Goal ->
Reproduce the listing verbatim.

Dataset entries ->
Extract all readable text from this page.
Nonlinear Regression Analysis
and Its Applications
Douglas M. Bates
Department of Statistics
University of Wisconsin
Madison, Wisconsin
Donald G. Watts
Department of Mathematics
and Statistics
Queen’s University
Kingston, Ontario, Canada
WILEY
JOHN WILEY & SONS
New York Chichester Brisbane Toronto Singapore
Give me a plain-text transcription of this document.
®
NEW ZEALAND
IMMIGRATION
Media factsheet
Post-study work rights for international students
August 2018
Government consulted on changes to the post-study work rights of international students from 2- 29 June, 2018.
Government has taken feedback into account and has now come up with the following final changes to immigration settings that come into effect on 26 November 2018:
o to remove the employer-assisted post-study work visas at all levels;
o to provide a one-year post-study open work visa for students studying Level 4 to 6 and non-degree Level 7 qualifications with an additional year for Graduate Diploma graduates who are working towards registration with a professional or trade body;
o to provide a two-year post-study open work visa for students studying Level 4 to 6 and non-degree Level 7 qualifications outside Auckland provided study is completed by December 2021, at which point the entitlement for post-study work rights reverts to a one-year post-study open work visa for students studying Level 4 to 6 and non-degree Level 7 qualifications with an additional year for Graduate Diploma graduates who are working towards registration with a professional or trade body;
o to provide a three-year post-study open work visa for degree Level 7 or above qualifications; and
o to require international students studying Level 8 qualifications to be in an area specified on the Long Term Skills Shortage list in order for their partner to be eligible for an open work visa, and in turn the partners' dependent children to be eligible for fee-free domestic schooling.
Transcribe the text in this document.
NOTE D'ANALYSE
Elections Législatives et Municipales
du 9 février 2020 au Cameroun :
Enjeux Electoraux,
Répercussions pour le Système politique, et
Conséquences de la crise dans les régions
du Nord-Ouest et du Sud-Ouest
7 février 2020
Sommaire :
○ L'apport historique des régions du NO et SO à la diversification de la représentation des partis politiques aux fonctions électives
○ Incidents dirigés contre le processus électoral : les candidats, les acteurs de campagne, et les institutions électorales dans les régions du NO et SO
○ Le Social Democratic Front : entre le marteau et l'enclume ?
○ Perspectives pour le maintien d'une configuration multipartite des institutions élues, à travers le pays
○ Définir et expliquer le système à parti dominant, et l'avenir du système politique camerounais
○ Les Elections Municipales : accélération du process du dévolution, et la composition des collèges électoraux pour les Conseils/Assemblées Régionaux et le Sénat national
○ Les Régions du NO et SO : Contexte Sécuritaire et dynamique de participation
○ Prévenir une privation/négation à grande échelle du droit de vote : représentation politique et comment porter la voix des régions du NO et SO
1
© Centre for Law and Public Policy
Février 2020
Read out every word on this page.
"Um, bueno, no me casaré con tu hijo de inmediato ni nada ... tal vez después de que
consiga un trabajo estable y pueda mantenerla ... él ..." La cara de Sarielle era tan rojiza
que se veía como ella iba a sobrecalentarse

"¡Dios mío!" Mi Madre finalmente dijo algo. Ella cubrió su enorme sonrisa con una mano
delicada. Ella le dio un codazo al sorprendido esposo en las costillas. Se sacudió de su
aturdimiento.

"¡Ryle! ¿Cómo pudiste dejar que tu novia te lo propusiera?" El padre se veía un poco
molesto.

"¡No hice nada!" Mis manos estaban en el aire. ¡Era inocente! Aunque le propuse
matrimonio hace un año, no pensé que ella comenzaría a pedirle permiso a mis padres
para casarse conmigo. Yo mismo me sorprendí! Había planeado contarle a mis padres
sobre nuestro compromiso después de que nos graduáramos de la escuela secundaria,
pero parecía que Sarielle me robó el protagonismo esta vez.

Task solution ->
Extract all readable text from this page.
Nonlinear Regression Analysis
and Its Applications
Douglas M. Bates
Department of Statistics
University of Wisconsin
Madison, Wisconsin
Donald G. Watts
Department of Mathematics
and Statistics
Queen’s University
Kingston, Ontario, Canada
WILEY
JOHN WILEY & SONS
New York Chichester Brisbane Toronto Singapore
Give me a plain-text transcription of this document.
®
NEW ZEALAND
IMMIGRATION
Media factsheet
Post-study work rights for international students
August 2018
Government consulted on changes to the post-study work rights of international students from 2- 29 June, 2018.
Government has taken feedback into account and has now come up with the following final changes to immigration settings that come into effect on 26 November 2018:
o to remove the employer-assisted post-study work visas at all levels;
o to provide a one-year post-study open work visa for students studying Level 4 to 6 and non-degree Level 7 qualifications with an additional year for Graduate Diploma graduates who are working towards registration with a professional or trade body;
o to provide a two-year post-study open work visa for students studying Level 4 to 6 and non-degree Level 7 qualifications outside Auckland provided study is completed by December 2021, at which point the entitlement for post-study work rights reverts to a one-year post-study open work visa for students studying Level 4 to 6 and non-degree Level 7 qualifications with an additional year for Graduate Diploma graduates who are working towards registration with a professional or trade body;
o to provide a three-year post-study open work visa for degree Level 7 or above qualifications; and
o to require international students studying Level 8 qualifications to be in an area specified on the Long Term Skills Shortage list in order for their partner to be eligible for an open work visa, and in turn the partners' dependent children to be eligible for fee-free domestic schooling.
Transcribe the text in this document.
NOTE D'ANALYSE
Elections Législatives et Municipales
du 9 février 2020 au Cameroun :
Enjeux Electoraux,
Répercussions pour le Système politique, et
Conséquences de la crise dans les régions
du Nord-Ouest et du Sud-Ouest
7 février 2020
Sommaire :
○ L'apport historique des régions du NO et SO à la diversification de la représentation des partis politiques aux fonctions électives
○ Incidents dirigés contre le processus électoral : les candidats, les acteurs de campagne, et les institutions électorales dans les régions du NO et SO
○ Le Social Democratic Front : entre le marteau et l'enclume ?
○ Perspectives pour le maintien d'une configuration multipartite des institutions élues, à travers le pays
○ Définir et expliquer le système à parti dominant, et l'avenir du système politique camerounais
○ Les Elections Municipales : accélération du process du dévolution, et la composition des collèges électoraux pour les Conseils/Assemblées Régionaux et le Sénat national
○ Les Régions du NO et SO : Contexte Sécuritaire et dynamique de participation
○ Prévenir une privation/négation à grande échelle du droit de vote : représentation politique et comment porter la voix des régions du NO et SO
1
© Centre for Law and Public Policy
Février 2020
Read out every word on this page.
"Um, bueno, no me casaré con tu hijo de inmediato ni nada ... tal vez después de que
consiga un trabajo estable y pueda mantenerla ... él ..." La cara de Sarielle era tan rojiza
que se veía como ella iba a sobrecalentarse

"¡Dios mío!" Mi Madre finalmente dijo algo. Ella cubrió su enorme sonrisa con una mano
delicada. Ella le dio un codazo al sorprendido esposo en las costillas. Se sacudió de su
aturdimiento.

"¡Ryle! ¿Cómo pudiste dejar que tu novia te lo propusiera?" El padre se veía un poco
molesto.

"¡No hice nada!" Mis manos estaban en el aire. ¡Era inocente! Aunque le propuse
matrimonio hace un año, no pensé que ella comenzaría a pedirle permiso a mis padres
para casarse conmigo. Yo mismo me sorprendí! Había planeado contarle a mis padres
sobre nuestro compromiso después de que nos graduáramos de la escuela secundaria,
pero parecía que Sarielle me robó el protagonismo esta vez.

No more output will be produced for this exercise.